## STATED GOAL
Omit the pictures from the entries below and retype everything else exactly.

________

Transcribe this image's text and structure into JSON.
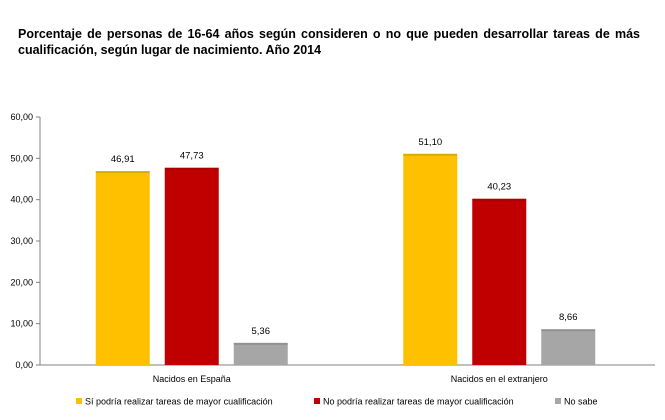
{
  "chart_data": {
    "type": "bar",
    "title": "Porcentaje de personas de 16-64 años según consideren o no que pueden desarrollar tareas de más cualificación, según lugar de nacimiento. Año 2014",
    "categories": [
      "Nacidos en España",
      "Nacidos en el extranjero"
    ],
    "series": [
      {
        "name": "Sí podría realizar tareas de mayor cualificación",
        "values": [
          46.91,
          51.1
        ],
        "labels": [
          "46,91",
          "51,10"
        ],
        "color": "#FFC000"
      },
      {
        "name": "No podría realizar tareas de mayor cualificación",
        "values": [
          47.73,
          40.23
        ],
        "labels": [
          "47,73",
          "40,23"
        ],
        "color": "#C00000"
      },
      {
        "name": "No sabe",
        "values": [
          5.36,
          8.66
        ],
        "labels": [
          "5,36",
          "8,66"
        ],
        "color": "#A6A6A6"
      }
    ],
    "ylim": [
      0,
      60
    ],
    "yticks": [
      "0,00",
      "10,00",
      "20,00",
      "30,00",
      "40,00",
      "50,00",
      "60,00"
    ],
    "xlabel": "",
    "ylabel": "",
    "grid": false,
    "legend_position": "bottom"
  }
}
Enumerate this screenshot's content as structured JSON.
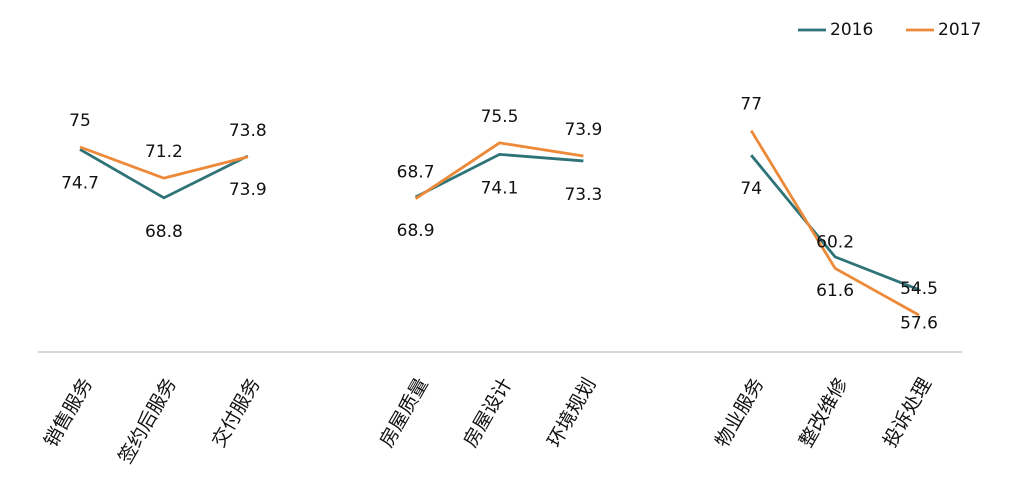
{
  "chart_data": {
    "type": "line",
    "categories": [
      "销售服务",
      "签约后服务",
      "交付服务",
      null,
      "房屋质量",
      "房屋设计",
      "环境规划",
      null,
      "物业服务",
      "整改维修",
      "投诉处理"
    ],
    "series": [
      {
        "name": "2016",
        "color": "#2e7378",
        "values": [
          74.7,
          68.8,
          73.9,
          null,
          68.9,
          74.1,
          73.3,
          null,
          74.0,
          61.6,
          57.6
        ]
      },
      {
        "name": "2017",
        "color": "#ed8a3a",
        "values": [
          75.0,
          71.2,
          73.8,
          null,
          68.7,
          75.5,
          73.9,
          null,
          77.0,
          60.2,
          54.5
        ]
      }
    ],
    "ylim": [
      50,
      80
    ],
    "legend": "top-right",
    "grid": false
  }
}
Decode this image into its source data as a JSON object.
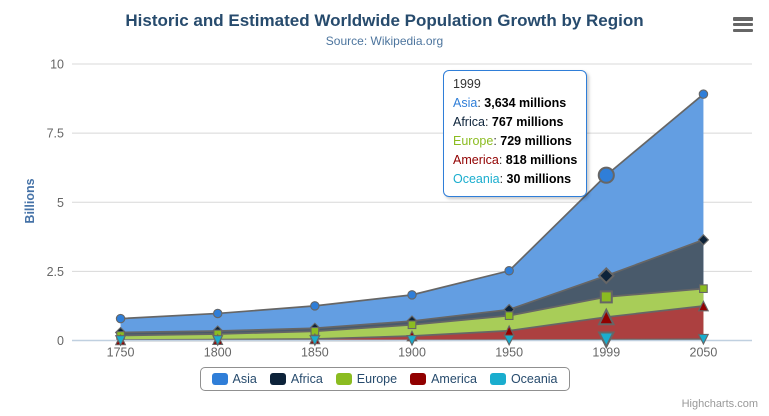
{
  "chart_data": {
    "type": "area",
    "stacking": "normal",
    "title": "Historic and Estimated Worldwide Population Growth by Region",
    "subtitle": "Source: Wikipedia.org",
    "xlabel": "",
    "ylabel": "Billions",
    "unit": "millions",
    "categories": [
      "1750",
      "1800",
      "1850",
      "1900",
      "1950",
      "1999",
      "2050"
    ],
    "series": [
      {
        "name": "Asia",
        "color": "#2f7ed8",
        "flat_fill": "#639ee2",
        "marker": "circle",
        "values": [
          502,
          635,
          809,
          947,
          1402,
          3634,
          5268
        ]
      },
      {
        "name": "Africa",
        "color": "#0d233a",
        "flat_fill": "#495a6b",
        "marker": "diamond",
        "values": [
          106,
          107,
          111,
          133,
          221,
          767,
          1766
        ]
      },
      {
        "name": "Europe",
        "color": "#8bbc21",
        "flat_fill": "#a8cd58",
        "marker": "square",
        "values": [
          163,
          203,
          276,
          408,
          547,
          729,
          628
        ]
      },
      {
        "name": "America",
        "color": "#910000",
        "flat_fill": "#ac4040",
        "marker": "triangle",
        "values": [
          18,
          31,
          54,
          156,
          339,
          818,
          1201
        ]
      },
      {
        "name": "Oceania",
        "color": "#1aadce",
        "flat_fill": "#53c1da",
        "marker": "triangle-down",
        "values": [
          2,
          2,
          2,
          6,
          13,
          30,
          46
        ]
      }
    ],
    "ylim": [
      0,
      10000
    ],
    "yticks": [
      {
        "label": "0",
        "value": 0
      },
      {
        "label": "2.5",
        "value": 2500
      },
      {
        "label": "5",
        "value": 5000
      },
      {
        "label": "7.5",
        "value": 7500
      },
      {
        "label": "10",
        "value": 10000
      }
    ],
    "grid": "on",
    "legend_position": "bottom",
    "hover_category_index": 5,
    "line_color": "#666666",
    "grid_color": "#d8d8d8",
    "axis_line_color": "#c0d0e0",
    "text_colors": {
      "title": "#274b6d",
      "subtitle": "#4d759e",
      "axis_label": "#666666",
      "axis_title": "#4572a7",
      "legend": "#274b6d"
    }
  },
  "tooltip": {
    "header": "1999",
    "rows": [
      {
        "name": "Asia",
        "color": "#2f7ed8",
        "value": "3,634 millions"
      },
      {
        "name": "Africa",
        "color": "#0d233a",
        "value": "767 millions"
      },
      {
        "name": "Europe",
        "color": "#8bbc21",
        "value": "729 millions"
      },
      {
        "name": "America",
        "color": "#910000",
        "value": "818 millions"
      },
      {
        "name": "Oceania",
        "color": "#1aadce",
        "value": "30 millions"
      }
    ]
  },
  "menu": {
    "icon": "hamburger-menu-icon"
  },
  "credits": {
    "label": "Highcharts.com"
  }
}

________

## WORKED ANSWER
Transcribe this image's text and structure into JSON.
{
  "chart_data": {
    "type": "bar",
    "title": "Porcentaje de personas de 16-64 años según consideren o no que pueden desarrollar tareas de más cualificación, según lugar de nacimiento. Año 2014",
    "categories": [
      "Nacidos en España",
      "Nacidos en el extranjero"
    ],
    "series": [
      {
        "name": "Sí podría realizar tareas de mayor cualificación",
        "values": [
          46.91,
          51.1
        ],
        "labels": [
          "46,91",
          "51,10"
        ],
        "color": "#FFC000"
      },
      {
        "name": "No podría realizar tareas de mayor cualificación",
        "values": [
          47.73,
          40.23
        ],
        "labels": [
          "47,73",
          "40,23"
        ],
        "color": "#C00000"
      },
      {
        "name": "No sabe",
        "values": [
          5.36,
          8.66
        ],
        "labels": [
          "5,36",
          "8,66"
        ],
        "color": "#A6A6A6"
      }
    ],
    "ylim": [
      0,
      60
    ],
    "yticks": [
      "0,00",
      "10,00",
      "20,00",
      "30,00",
      "40,00",
      "50,00",
      "60,00"
    ],
    "xlabel": "",
    "ylabel": "",
    "grid": false,
    "legend_position": "bottom"
  }
}
Enumerate this screenshot's content as structured JSON.
{
  "chart_data": {
    "type": "line",
    "categories": [
      "销售服务",
      "签约后服务",
      "交付服务",
      null,
      "房屋质量",
      "房屋设计",
      "环境规划",
      null,
      "物业服务",
      "整改维修",
      "投诉处理"
    ],
    "series": [
      {
        "name": "2016",
        "color": "#2e7378",
        "values": [
          74.7,
          68.8,
          73.9,
          null,
          68.9,
          74.1,
          73.3,
          null,
          74.0,
          61.6,
          57.6
        ]
      },
      {
        "name": "2017",
        "color": "#ed8a3a",
        "values": [
          75.0,
          71.2,
          73.8,
          null,
          68.7,
          75.5,
          73.9,
          null,
          77.0,
          60.2,
          54.5
        ]
      }
    ],
    "ylim": [
      50,
      80
    ],
    "legend": "top-right",
    "grid": false
  }
}
Decode this image into its source data as a JSON object.
{
  "chart_data": {
    "type": "area",
    "stacking": "normal",
    "title": "Historic and Estimated Worldwide Population Growth by Region",
    "subtitle": "Source: Wikipedia.org",
    "xlabel": "",
    "ylabel": "Billions",
    "unit": "millions",
    "categories": [
      "1750",
      "1800",
      "1850",
      "1900",
      "1950",
      "1999",
      "2050"
    ],
    "series": [
      {
        "name": "Asia",
        "color": "#2f7ed8",
        "flat_fill": "#639ee2",
        "marker": "circle",
        "values": [
          502,
          635,
          809,
          947,
          1402,
          3634,
          5268
        ]
      },
      {
        "name": "Africa",
        "color": "#0d233a",
        "flat_fill": "#495a6b",
        "marker": "diamond",
        "values": [
          106,
          107,
          111,
          133,
          221,
          767,
          1766
        ]
      },
      {
        "name": "Europe",
        "color": "#8bbc21",
        "flat_fill": "#a8cd58",
        "marker": "square",
        "values": [
          163,
          203,
          276,
          408,
          547,
          729,
          628
        ]
      },
      {
        "name": "America",
        "color": "#910000",
        "flat_fill": "#ac4040",
        "marker": "triangle",
        "values": [
          18,
          31,
          54,
          156,
          339,
          818,
          1201
        ]
      },
      {
        "name": "Oceania",
        "color": "#1aadce",
        "flat_fill": "#53c1da",
        "marker": "triangle-down",
        "values": [
          2,
          2,
          2,
          6,
          13,
          30,
          46
        ]
      }
    ],
    "ylim": [
      0,
      10000
    ],
    "yticks": [
      {
        "label": "0",
        "value": 0
      },
      {
        "label": "2.5",
        "value": 2500
      },
      {
        "label": "5",
        "value": 5000
      },
      {
        "label": "7.5",
        "value": 7500
      },
      {
        "label": "10",
        "value": 10000
      }
    ],
    "grid": "on",
    "legend_position": "bottom",
    "hover_category_index": 5,
    "line_color": "#666666",
    "grid_color": "#d8d8d8",
    "axis_line_color": "#c0d0e0",
    "text_colors": {
      "title": "#274b6d",
      "subtitle": "#4d759e",
      "axis_label": "#666666",
      "axis_title": "#4572a7",
      "legend": "#274b6d"
    }
  },
  "tooltip": {
    "header": "1999",
    "rows": [
      {
        "name": "Asia",
        "color": "#2f7ed8",
        "value": "3,634 millions"
      },
      {
        "name": "Africa",
        "color": "#0d233a",
        "value": "767 millions"
      },
      {
        "name": "Europe",
        "color": "#8bbc21",
        "value": "729 millions"
      },
      {
        "name": "America",
        "color": "#910000",
        "value": "818 millions"
      },
      {
        "name": "Oceania",
        "color": "#1aadce",
        "value": "30 millions"
      }
    ]
  },
  "menu": {
    "icon": "hamburger-menu-icon"
  },
  "credits": {
    "label": "Highcharts.com"
  }
}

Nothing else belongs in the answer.